§ **THE REQUEST**
Restate the data below word for word. Skip any images it contains.

(Saved data entries)
╭──
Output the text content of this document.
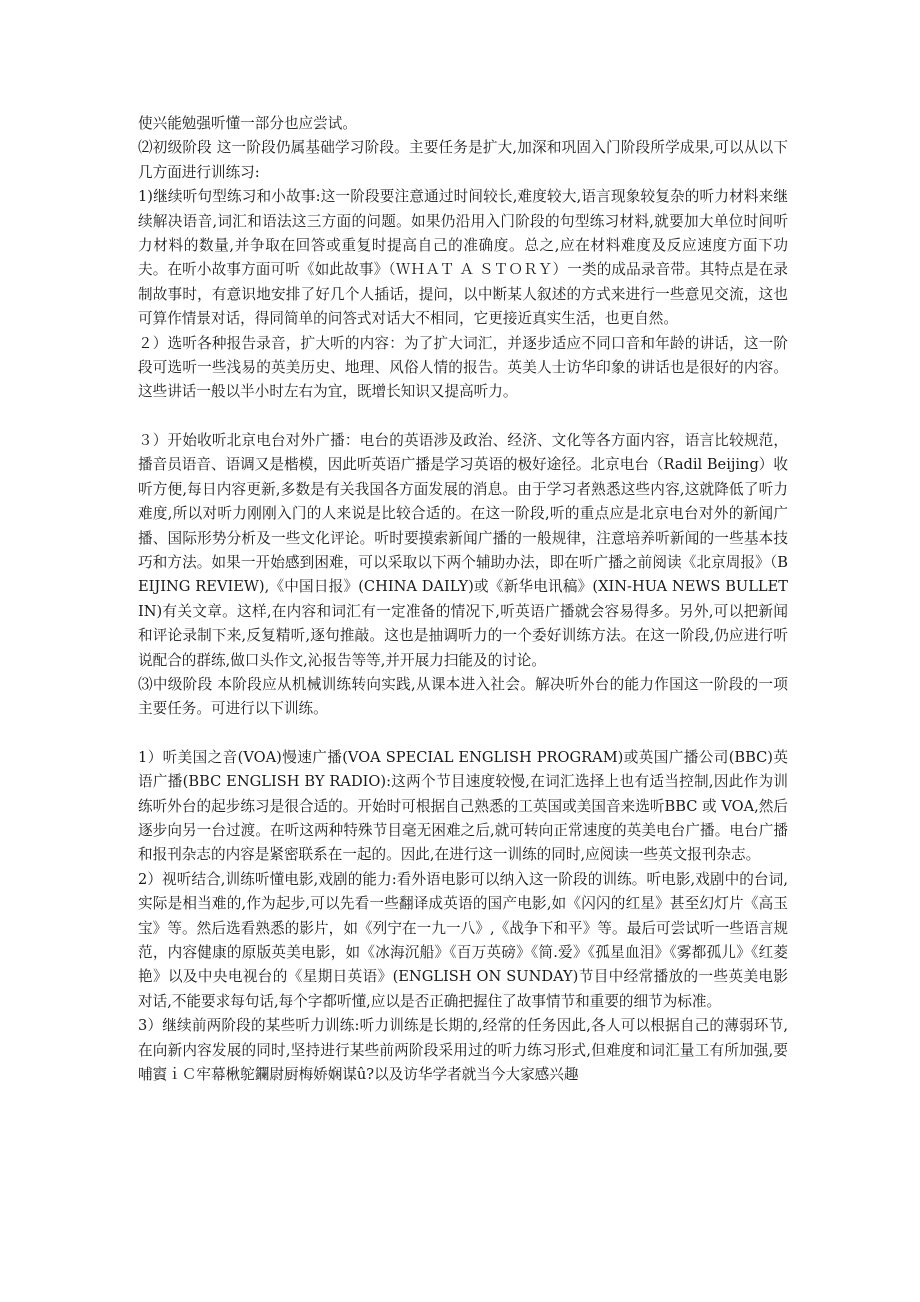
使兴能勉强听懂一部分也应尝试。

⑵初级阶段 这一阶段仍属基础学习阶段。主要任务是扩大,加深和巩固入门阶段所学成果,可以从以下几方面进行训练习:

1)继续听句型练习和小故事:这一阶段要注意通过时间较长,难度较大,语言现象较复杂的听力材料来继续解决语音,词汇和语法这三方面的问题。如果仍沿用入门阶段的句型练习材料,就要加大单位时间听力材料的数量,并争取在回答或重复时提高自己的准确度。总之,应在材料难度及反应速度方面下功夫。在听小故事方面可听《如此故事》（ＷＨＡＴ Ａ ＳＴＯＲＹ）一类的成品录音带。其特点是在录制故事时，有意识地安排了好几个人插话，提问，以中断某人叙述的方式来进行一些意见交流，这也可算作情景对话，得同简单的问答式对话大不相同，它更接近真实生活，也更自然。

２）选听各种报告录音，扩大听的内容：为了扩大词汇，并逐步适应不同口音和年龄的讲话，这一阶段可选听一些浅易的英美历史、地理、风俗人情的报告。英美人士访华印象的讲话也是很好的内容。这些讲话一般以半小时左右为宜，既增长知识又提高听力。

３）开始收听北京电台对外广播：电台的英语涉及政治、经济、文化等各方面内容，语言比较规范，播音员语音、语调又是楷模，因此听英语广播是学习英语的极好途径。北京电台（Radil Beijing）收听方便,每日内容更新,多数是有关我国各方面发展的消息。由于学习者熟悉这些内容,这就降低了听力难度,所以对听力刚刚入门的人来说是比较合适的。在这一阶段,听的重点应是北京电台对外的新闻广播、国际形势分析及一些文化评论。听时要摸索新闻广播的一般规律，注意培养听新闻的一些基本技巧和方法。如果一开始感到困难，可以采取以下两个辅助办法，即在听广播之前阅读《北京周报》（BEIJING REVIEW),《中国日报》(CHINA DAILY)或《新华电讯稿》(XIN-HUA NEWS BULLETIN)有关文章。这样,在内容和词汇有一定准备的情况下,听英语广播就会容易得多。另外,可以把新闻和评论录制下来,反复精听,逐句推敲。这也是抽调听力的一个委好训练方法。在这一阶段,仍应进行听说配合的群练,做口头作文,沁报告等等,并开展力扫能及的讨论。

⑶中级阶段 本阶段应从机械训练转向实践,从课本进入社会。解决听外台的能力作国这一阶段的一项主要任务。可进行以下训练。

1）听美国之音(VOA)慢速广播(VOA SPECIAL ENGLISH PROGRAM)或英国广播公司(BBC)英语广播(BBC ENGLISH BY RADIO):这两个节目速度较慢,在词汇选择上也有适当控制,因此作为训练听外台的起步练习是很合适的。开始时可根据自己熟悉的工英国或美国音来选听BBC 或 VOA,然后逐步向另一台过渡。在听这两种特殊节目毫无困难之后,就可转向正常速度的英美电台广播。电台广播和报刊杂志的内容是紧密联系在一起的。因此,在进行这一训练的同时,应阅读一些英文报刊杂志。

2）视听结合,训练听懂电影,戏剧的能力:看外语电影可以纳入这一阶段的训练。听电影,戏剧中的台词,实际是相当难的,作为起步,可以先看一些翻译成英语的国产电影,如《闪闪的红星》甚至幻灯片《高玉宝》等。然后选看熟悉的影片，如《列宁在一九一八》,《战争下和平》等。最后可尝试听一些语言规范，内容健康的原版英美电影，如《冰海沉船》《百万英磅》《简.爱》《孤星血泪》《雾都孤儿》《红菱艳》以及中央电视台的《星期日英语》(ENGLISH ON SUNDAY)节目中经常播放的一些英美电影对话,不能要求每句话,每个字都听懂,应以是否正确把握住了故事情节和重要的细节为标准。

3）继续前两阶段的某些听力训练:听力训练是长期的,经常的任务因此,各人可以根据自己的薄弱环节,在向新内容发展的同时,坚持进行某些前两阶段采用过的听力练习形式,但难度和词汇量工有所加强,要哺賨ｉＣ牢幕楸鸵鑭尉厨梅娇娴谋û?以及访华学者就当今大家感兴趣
╰──
§ **WRITTEN REPLY**
Output the text content of this document.
使兴能勉强听懂一部分也应尝试。

⑵初级阶段 这一阶段仍属基础学习阶段。主要任务是扩大,加深和巩固入门阶段所学成果,可以从以下几方面进行训练习:

1)继续听句型练习和小故事:这一阶段要注意通过时间较长,难度较大,语言现象较复杂的听力材料来继续解决语音,词汇和语法这三方面的问题。如果仍沿用入门阶段的句型练习材料,就要加大单位时间听力材料的数量,并争取在回答或重复时提高自己的准确度。总之,应在材料难度及反应速度方面下功夫。在听小故事方面可听《如此故事》（ＷＨＡＴ Ａ ＳＴＯＲＹ）一类的成品录音带。其特点是在录制故事时，有意识地安排了好几个人插话，提问，以中断某人叙述的方式来进行一些意见交流，这也可算作情景对话，得同简单的问答式对话大不相同，它更接近真实生活，也更自然。

２）选听各种报告录音，扩大听的内容：为了扩大词汇，并逐步适应不同口音和年龄的讲话，这一阶段可选听一些浅易的英美历史、地理、风俗人情的报告。英美人士访华印象的讲话也是很好的内容。这些讲话一般以半小时左右为宜，既增长知识又提高听力。

３）开始收听北京电台对外广播：电台的英语涉及政治、经济、文化等各方面内容，语言比较规范，播音员语音、语调又是楷模，因此听英语广播是学习英语的极好途径。北京电台（Radil Beijing）收听方便,每日内容更新,多数是有关我国各方面发展的消息。由于学习者熟悉这些内容,这就降低了听力难度,所以对听力刚刚入门的人来说是比较合适的。在这一阶段,听的重点应是北京电台对外的新闻广播、国际形势分析及一些文化评论。听时要摸索新闻广播的一般规律，注意培养听新闻的一些基本技巧和方法。如果一开始感到困难，可以采取以下两个辅助办法，即在听广播之前阅读《北京周报》（BEIJING REVIEW),《中国日报》(CHINA DAILY)或《新华电讯稿》(XIN-HUA NEWS BULLETIN)有关文章。这样,在内容和词汇有一定准备的情况下,听英语广播就会容易得多。另外,可以把新闻和评论录制下来,反复精听,逐句推敲。这也是抽调听力的一个委好训练方法。在这一阶段,仍应进行听说配合的群练,做口头作文,沁报告等等,并开展力扫能及的讨论。

⑶中级阶段 本阶段应从机械训练转向实践,从课本进入社会。解决听外台的能力作国这一阶段的一项主要任务。可进行以下训练。

1）听美国之音(VOA)慢速广播(VOA SPECIAL ENGLISH PROGRAM)或英国广播公司(BBC)英语广播(BBC ENGLISH BY RADIO):这两个节目速度较慢,在词汇选择上也有适当控制,因此作为训练听外台的起步练习是很合适的。开始时可根据自己熟悉的工英国或美国音来选听BBC 或 VOA,然后逐步向另一台过渡。在听这两种特殊节目毫无困难之后,就可转向正常速度的英美电台广播。电台广播和报刊杂志的内容是紧密联系在一起的。因此,在进行这一训练的同时,应阅读一些英文报刊杂志。

2）视听结合,训练听懂电影,戏剧的能力:看外语电影可以纳入这一阶段的训练。听电影,戏剧中的台词,实际是相当难的,作为起步,可以先看一些翻译成英语的国产电影,如《闪闪的红星》甚至幻灯片《高玉宝》等。然后选看熟悉的影片，如《列宁在一九一八》,《战争下和平》等。最后可尝试听一些语言规范，内容健康的原版英美电影，如《冰海沉船》《百万英磅》《简.爱》《孤星血泪》《雾都孤儿》《红菱艳》以及中央电视台的《星期日英语》(ENGLISH ON SUNDAY)节目中经常播放的一些英美电影对话,不能要求每句话,每个字都听懂,应以是否正确把握住了故事情节和重要的细节为标准。

3）继续前两阶段的某些听力训练:听力训练是长期的,经常的任务因此,各人可以根据自己的薄弱环节,在向新内容发展的同时,坚持进行某些前两阶段采用过的听力练习形式,但难度和词汇量工有所加强,要哺賨ｉＣ牢幕楸鸵鑭尉厨梅娇娴谋û?以及访华学者就当今大家感兴趣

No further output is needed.